## Objective
Where a line holds the string "this", return that line.

## Dataset records
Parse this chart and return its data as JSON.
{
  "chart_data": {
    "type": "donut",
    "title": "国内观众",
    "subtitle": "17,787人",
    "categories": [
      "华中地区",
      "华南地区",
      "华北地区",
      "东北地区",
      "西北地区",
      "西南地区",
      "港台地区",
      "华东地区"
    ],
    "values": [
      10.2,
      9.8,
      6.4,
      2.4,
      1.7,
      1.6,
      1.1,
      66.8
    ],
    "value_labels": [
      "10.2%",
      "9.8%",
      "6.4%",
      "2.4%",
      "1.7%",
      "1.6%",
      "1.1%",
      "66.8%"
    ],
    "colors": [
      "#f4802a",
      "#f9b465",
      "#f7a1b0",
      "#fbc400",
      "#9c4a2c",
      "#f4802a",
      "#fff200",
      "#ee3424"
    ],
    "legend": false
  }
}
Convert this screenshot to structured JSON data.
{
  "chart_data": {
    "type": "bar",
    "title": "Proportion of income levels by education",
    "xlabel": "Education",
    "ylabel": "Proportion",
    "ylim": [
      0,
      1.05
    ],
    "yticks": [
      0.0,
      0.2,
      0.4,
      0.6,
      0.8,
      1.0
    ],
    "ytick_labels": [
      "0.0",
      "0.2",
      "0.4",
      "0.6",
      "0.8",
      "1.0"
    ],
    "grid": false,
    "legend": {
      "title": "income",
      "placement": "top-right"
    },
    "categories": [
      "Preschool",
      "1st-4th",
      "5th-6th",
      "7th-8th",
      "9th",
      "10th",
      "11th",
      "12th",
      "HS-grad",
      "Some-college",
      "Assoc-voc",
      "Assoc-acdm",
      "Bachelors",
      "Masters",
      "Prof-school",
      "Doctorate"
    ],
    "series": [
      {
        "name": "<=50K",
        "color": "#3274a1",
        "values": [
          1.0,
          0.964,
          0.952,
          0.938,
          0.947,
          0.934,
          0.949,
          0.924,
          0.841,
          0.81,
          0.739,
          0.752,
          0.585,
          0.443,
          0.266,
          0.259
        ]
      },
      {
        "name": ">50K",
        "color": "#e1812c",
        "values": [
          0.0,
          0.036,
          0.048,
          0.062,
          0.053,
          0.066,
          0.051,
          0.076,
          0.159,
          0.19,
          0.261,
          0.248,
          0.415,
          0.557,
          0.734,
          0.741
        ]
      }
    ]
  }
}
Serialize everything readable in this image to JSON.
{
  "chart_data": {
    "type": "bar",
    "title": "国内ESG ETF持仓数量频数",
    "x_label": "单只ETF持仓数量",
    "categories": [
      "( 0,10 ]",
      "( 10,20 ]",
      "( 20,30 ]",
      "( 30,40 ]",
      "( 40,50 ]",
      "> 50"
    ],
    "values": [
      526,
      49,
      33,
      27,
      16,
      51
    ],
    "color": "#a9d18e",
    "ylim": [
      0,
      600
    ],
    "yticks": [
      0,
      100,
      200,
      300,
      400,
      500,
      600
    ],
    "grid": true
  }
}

## The output
Parse this chart and return its data as JSON.
Convert this screenshot to structured JSON data.
Serialize everything readable in this image to JSON.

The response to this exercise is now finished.